TO BE DONE: In the material below, find all lines with the string "బనకచర" and copy them.

** start WORKING DATA **

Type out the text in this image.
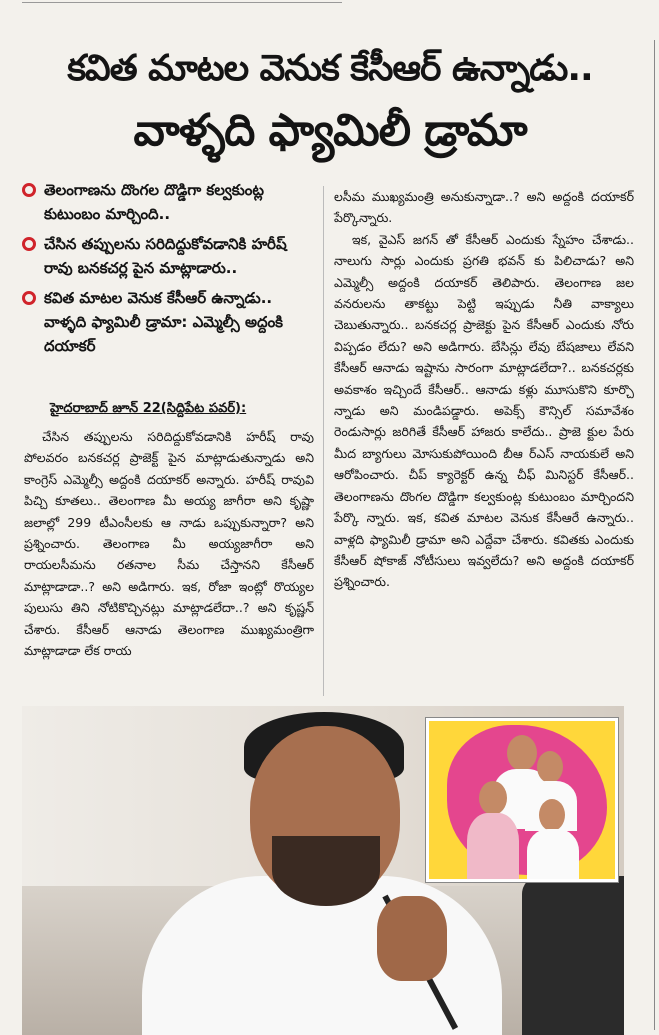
కవిత మాటల వెనుక కేసీఆర్ ఉన్నాడు..
వాళ్ళది ఫ్యామిలీ డ్రామా
తెలంగాణను దొంగల దొడ్డిగా కల్వకుంట్ల కుటుంబం మార్చింది..
చేసిన తప్పులను సరిదిద్దుకోవడానికి హరీష్ రావు బనకచర్ల పైన మాట్లాడారు..
కవిత మాటల వెనుక కేసీఆర్ ఉన్నాడు.. వాళ్ళది ఫ్యామిలీ డ్రామా: ఎమ్మెల్సీ అద్దంకి దయాకర్
హైదరాబాద్ జూన్ 22(సిద్దిపేట పవర్):

చేసిన తప్పులను సరిదిద్దుకోవడానికి హరీష్ రావు పోలవరం బనకచర్ల ప్రాజెక్ట్ పైన మాట్లాడుతున్నాడు అని కాంగ్రెస్ ఎమ్మెల్సీ అద్దంకి దయాకర్ అన్నారు. హరీష్ రావువి పిచ్చి కూతలు.. తెలంగాణ మీ అయ్య జాగీరా అని కృష్ణా జలాల్లో 299 టీఎంసీలకు ఆ నాడు ఒప్పుకున్నారా? అని ప్రశ్నించారు. తెలంగాణ మీ అయ్యజాగీరా అని రాయలసీమను రతనాల సీమ చేస్తానని కేసీఆర్ మాట్లాడాడా..? అని అడిగారు. ఇక, రోజా ఇంట్లో రొయ్యల పులుసు తిని నోటికొచ్చినట్లు మాట్లాడలేదా..? అని కృష్ణన్ చేశారు. కేసీఆర్ ఆనాడు తెలంగాణ ముఖ్యమంత్రిగా మాట్లాడాడా లేక రాయ

లసీమ ముఖ్యమంత్రి అనుకున్నాడా..? అని అద్దంకి దయాకర్ పేర్కొన్నారు.

ఇక, వైఎస్ జగన్ తో కేసీఆర్ ఎందుకు స్నేహం చేశాడు.. నాలుగు సార్లు ఎందుకు ప్రగతి భవన్ కు పిలిచాడు? అని ఎమ్మెల్సీ అద్దంకి దయాకర్ తెలిపారు. తెలంగాణ జల వనరులను తాకట్టు పెట్టి ఇప్పుడు నీతి వాక్యాలు చెబుతున్నారు.. బనకచర్ల ప్రాజెక్టు పైన కేసీఆర్ ఎందుకు నోరు విప్పడం లేదు? అని అడిగారు. బేసిన్లు లేవు బేషజాలు లేవని కేసీఆర్ ఆనాడు ఇష్టాను సారంగా మాట్లాడలేదా?.. బనకచర్లకు అవకాశం ఇచ్చిందే కేసీఆర్.. ఆనాడు కళ్లు మూసుకొని కూర్చొ న్నాడు అని మండిపడ్డారు. అపెక్స్ కౌన్సిల్ సమావేశం రెండుసార్లు జరిగితే కేసీఆర్ హాజరు కాలేదు.. ప్రాజె క్టుల పేరు మీద బ్యాగులు మోసుకుపోయింది బీఆ ర్ఎస్ నాయకులే అని ఆరోపించారు. చీప్ క్యారెక్టర్ ఉన్న చీఫ్ మినిస్టర్ కేసీఆర్.. తెలంగాణను దొంగల దొడ్డిగా కల్వకుంట్ల కుటుంబం మార్చిందని పేర్కొ న్నారు. ఇక, కవిత మాటల వెనుక కేసీఆరే ఉన్నారు.. వాళ్లది ఫ్యామిలీ డ్రామా అని ఎద్దేవా చేశారు. కవితకు ఎందుకు కేసీఆర్ షోకాజ్ నోటీసులు ఇవ్వలేదు? అని అద్దంకి దయాకర్ ప్రశ్నించారు.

** end WORKING DATA **

THE OUTPUT:
చేసిన తప్పులను సరిదిద్దుకోవడానికి హరీష్ రావు బనకచర్ల పైన మాట్లాడారు..
చేసిన తప్పులను సరిదిద్దుకోవడానికి హరీష్ రావు పోలవరం బనకచర్ల ప్రాజెక్ట్ పైన మాట్లాడుతున్నాడు అని కాంగ్రెస్ ఎమ్మెల్సీ అద్దంకి దయాకర్ అన్నారు. హరీష్ రావువి పిచ్చి కూతలు.. తెలంగాణ మీ అయ్య జాగీరా అని కృష్ణా జలాల్లో 299 టీఎంసీలకు ఆ నాడు ఒప్పుకున్నారా? అని ప్రశ్నించారు. తెలంగాణ మీ అయ్యజాగీరా అని రాయలసీమను రతనాల సీమ చేస్తానని కేసీఆర్ మాట్లాడాడా..? అని అడిగారు. ఇక, రోజా ఇంట్లో రొయ్యల పులుసు తిని నోటికొచ్చినట్లు మాట్లాడలేదా..? అని కృష్ణన్ చేశారు. కేసీఆర్ ఆనాడు తెలంగాణ ముఖ్యమంత్రిగా మాట్లాడాడా లేక రాయ
ఇక, వైఎస్ జగన్ తో కేసీఆర్ ఎందుకు స్నేహం చేశాడు.. నాలుగు సార్లు ఎందుకు ప్రగతి భవన్ కు పిలిచాడు? అని ఎమ్మెల్సీ అద్దంకి దయాకర్ తెలిపారు. తెలంగాణ జల వనరులను తాకట్టు పెట్టి ఇప్పుడు నీతి వాక్యాలు చెబుతున్నారు.. బనకచర్ల ప్రాజెక్టు పైన కేసీఆర్ ఎందుకు నోరు విప్పడం లేదు? అని అడిగారు. బేసిన్లు లేవు బేషజాలు లేవని కేసీఆర్ ఆనాడు ఇష్టాను సారంగా మాట్లాడలేదా?.. బనకచర్లకు అవకాశం ఇచ్చిందే కేసీఆర్.. ఆనాడు కళ్లు మూసుకొని కూర్చొ న్నాడు అని మండిపడ్డారు. అపెక్స్ కౌన్సిల్ సమావేశం రెండుసార్లు జరిగితే కేసీఆర్ హాజరు కాలేదు.. ప్రాజె క్టుల పేరు మీద బ్యాగులు మోసుకుపోయింది బీఆ ర్ఎస్ నాయకులే అని ఆరోపించారు. చీప్ క్యారెక్టర్ ఉన్న చీఫ్ మినిస్టర్ కేసీఆర్.. తెలంగాణను దొంగల దొడ్డిగా కల్వకుంట్ల కుటుంబం మార్చిందని పేర్కొ న్నారు. ఇక, కవిత మాటల వెనుక కేసీఆరే ఉన్నారు.. వాళ్లది ఫ్యామిలీ డ్రామా అని ఎద్దేవా చేశారు. కవితకు ఎందుకు కేసీఆర్ షోకాజ్ నోటీసులు ఇవ్వలేదు? అని అద్దంకి దయాకర్ ప్రశ్నించారు.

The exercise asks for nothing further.